--- START OF Material for the task ---

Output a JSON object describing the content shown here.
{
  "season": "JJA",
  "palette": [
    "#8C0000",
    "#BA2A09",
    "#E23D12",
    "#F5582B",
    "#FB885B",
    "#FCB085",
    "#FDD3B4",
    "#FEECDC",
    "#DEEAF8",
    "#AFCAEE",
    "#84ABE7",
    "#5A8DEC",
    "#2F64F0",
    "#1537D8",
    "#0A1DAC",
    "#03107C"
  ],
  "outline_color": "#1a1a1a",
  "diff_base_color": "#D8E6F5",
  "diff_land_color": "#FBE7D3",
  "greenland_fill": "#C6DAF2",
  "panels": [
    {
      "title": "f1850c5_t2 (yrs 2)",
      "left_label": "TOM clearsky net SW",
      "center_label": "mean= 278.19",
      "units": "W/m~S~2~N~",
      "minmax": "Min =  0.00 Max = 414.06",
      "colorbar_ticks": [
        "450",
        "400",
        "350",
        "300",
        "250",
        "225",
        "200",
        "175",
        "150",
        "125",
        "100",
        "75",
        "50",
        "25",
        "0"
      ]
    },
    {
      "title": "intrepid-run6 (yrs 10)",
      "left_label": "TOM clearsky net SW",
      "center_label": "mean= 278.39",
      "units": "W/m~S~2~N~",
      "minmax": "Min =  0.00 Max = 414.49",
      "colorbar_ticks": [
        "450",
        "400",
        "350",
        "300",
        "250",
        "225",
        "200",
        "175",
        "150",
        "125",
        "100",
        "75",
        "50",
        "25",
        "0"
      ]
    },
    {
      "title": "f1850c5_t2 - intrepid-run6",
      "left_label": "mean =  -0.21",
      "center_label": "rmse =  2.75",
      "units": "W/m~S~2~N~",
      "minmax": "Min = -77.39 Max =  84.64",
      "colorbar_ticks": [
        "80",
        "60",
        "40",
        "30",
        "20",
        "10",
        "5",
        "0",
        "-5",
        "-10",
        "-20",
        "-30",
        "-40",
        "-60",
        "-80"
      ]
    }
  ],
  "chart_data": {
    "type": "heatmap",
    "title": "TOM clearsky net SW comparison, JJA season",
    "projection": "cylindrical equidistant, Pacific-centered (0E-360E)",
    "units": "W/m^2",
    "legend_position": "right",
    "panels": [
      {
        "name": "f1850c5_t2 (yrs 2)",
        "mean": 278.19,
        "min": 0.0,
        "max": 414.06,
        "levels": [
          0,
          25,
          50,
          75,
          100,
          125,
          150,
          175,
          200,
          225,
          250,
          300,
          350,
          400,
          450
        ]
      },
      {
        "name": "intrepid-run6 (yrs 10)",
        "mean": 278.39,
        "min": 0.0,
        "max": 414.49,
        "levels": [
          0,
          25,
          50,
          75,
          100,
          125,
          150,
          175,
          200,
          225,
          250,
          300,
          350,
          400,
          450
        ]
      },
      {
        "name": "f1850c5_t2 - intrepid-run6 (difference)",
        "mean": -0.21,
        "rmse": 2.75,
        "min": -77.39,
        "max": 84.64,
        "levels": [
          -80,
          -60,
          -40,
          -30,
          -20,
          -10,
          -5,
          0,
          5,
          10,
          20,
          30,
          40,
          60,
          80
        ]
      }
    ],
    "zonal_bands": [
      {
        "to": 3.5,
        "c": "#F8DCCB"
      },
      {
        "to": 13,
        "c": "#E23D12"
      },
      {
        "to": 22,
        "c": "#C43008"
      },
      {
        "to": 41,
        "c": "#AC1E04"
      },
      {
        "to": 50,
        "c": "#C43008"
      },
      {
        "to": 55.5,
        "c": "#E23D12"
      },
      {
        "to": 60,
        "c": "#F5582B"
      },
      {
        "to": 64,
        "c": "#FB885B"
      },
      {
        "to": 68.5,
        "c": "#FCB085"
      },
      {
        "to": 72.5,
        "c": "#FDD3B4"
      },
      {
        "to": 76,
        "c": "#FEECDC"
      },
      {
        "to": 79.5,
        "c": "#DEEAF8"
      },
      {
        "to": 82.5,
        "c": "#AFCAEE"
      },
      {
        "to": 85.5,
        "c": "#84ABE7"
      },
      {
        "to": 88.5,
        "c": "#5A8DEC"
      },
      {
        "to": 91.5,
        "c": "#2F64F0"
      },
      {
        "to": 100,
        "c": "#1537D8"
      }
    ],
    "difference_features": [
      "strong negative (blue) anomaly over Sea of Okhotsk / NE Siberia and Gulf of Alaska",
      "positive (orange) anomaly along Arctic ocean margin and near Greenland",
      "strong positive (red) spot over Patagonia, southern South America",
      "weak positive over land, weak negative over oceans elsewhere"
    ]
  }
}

--- END OF Material for the task ---

Task brief: Go through the data and gather every line that holds "anomaly".

Expected answer:
      "strong negative (blue) anomaly over Sea of Okhotsk / NE Siberia and Gulf of Alaska",
      "positive (orange) anomaly along Arctic ocean margin and near Greenland",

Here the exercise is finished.